WORK REQUIRED
Count how many of the lines below contain the string "digit", and reply with that number alone.
** Start of RECORDED DATA **
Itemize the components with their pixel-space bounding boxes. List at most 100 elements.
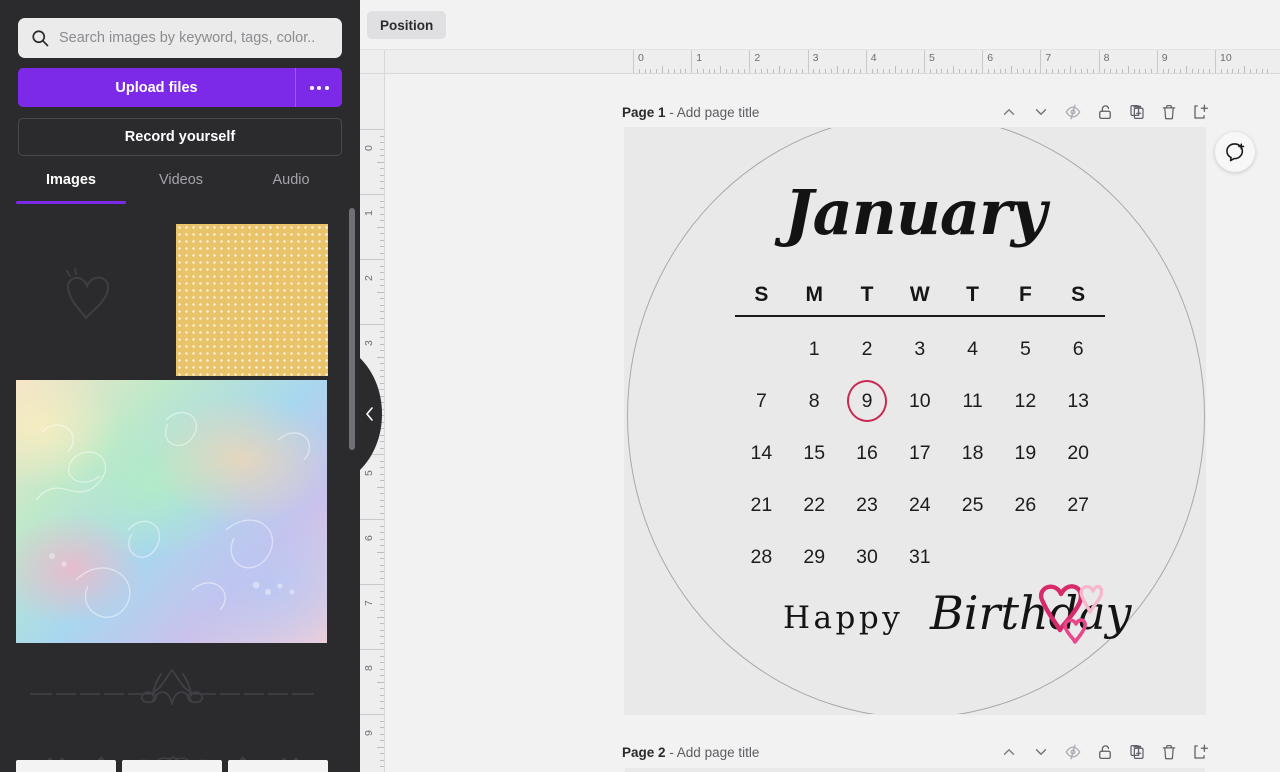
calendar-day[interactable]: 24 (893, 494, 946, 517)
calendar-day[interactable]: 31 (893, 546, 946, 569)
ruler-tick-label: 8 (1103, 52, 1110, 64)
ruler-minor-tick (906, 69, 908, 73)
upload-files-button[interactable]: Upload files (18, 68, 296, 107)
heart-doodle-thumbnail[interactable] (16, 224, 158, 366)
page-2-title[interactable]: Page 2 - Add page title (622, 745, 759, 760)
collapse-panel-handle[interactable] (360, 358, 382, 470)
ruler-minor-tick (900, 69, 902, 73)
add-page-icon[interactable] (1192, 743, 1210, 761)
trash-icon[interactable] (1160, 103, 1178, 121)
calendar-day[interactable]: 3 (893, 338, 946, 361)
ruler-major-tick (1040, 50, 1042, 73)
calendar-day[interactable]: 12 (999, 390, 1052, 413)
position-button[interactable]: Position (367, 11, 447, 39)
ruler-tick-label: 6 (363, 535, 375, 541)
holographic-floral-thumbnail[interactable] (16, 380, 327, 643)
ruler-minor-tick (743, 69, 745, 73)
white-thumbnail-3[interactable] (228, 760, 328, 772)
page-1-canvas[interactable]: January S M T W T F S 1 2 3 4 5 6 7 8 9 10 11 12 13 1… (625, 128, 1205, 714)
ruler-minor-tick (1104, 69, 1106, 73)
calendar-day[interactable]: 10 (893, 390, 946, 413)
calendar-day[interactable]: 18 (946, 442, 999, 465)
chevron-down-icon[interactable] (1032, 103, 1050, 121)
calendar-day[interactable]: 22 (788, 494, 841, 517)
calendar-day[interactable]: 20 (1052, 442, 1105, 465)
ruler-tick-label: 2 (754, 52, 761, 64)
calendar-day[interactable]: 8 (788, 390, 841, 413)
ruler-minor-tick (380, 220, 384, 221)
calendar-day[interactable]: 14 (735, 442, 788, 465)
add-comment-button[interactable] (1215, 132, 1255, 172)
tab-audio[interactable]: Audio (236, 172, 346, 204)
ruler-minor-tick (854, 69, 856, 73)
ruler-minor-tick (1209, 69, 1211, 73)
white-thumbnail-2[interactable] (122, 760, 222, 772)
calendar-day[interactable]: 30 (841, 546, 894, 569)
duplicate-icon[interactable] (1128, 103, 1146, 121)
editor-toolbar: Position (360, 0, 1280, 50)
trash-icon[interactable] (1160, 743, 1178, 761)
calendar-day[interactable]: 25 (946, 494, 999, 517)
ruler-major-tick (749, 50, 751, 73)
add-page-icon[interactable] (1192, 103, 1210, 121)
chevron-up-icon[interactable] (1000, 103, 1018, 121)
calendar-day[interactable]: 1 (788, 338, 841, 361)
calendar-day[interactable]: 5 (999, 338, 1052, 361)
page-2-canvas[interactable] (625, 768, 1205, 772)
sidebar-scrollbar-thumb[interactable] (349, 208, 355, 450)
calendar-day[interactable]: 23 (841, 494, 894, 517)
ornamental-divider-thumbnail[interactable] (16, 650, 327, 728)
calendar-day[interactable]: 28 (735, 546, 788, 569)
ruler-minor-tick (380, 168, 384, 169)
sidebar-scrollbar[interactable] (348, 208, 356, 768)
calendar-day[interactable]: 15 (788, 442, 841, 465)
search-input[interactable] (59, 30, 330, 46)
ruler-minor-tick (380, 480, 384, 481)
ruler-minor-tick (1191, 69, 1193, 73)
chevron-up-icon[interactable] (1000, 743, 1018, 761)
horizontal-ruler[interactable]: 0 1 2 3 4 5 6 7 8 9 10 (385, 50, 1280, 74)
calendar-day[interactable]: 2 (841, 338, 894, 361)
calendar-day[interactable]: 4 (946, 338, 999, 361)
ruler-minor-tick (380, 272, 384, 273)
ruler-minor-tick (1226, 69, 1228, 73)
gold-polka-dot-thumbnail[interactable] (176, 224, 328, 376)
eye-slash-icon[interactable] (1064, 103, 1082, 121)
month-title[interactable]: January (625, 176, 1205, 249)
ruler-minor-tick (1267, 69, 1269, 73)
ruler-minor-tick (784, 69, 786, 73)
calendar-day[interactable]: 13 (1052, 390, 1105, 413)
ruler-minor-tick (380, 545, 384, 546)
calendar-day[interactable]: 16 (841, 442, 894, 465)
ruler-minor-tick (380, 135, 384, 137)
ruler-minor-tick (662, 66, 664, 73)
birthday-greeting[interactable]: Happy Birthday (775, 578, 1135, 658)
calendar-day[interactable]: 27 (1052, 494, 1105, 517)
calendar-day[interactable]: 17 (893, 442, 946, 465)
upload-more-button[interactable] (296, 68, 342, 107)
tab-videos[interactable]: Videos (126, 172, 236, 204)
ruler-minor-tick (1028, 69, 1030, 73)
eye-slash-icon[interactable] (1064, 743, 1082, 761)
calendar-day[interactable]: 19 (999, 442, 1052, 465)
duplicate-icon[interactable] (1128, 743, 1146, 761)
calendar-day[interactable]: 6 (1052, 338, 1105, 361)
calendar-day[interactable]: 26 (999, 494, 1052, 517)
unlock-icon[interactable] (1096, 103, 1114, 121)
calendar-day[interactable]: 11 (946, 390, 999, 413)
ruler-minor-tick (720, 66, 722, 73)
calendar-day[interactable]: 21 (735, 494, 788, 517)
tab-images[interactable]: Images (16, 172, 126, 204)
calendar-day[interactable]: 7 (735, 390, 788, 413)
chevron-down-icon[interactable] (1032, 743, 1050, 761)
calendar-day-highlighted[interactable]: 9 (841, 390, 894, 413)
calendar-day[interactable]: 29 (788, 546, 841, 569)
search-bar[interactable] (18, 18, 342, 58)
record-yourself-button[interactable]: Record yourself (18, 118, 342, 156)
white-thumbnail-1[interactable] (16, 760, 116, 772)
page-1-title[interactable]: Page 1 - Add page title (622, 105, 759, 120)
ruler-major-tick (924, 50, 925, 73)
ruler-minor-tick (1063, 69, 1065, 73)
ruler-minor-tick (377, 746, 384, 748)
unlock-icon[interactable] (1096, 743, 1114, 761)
** End of RECORDED DATA **
** Start of RECORDED DATA **
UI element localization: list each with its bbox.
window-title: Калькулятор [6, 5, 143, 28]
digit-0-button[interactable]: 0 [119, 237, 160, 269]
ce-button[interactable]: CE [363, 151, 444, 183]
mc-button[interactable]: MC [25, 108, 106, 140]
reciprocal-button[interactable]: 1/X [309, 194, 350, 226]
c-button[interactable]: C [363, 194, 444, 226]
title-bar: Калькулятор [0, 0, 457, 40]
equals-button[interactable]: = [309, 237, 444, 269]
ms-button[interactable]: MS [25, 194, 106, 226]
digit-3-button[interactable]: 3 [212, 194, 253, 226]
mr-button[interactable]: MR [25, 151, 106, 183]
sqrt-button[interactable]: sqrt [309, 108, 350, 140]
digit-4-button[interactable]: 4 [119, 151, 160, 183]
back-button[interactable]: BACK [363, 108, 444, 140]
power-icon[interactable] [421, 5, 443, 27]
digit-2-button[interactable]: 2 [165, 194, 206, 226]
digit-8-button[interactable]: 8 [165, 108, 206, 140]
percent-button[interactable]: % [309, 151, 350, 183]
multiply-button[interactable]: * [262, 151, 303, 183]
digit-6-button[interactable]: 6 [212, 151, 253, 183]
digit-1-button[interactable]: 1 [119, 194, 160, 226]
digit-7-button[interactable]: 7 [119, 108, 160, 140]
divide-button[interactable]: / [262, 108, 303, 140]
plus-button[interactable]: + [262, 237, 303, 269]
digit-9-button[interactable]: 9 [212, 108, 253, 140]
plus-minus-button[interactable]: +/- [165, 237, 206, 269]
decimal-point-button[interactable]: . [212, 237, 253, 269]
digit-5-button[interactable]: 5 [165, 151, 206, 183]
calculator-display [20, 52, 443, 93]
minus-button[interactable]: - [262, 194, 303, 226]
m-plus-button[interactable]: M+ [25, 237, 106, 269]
** End of RECORDED DATA **
OUTPUT FOR THIS TASK
10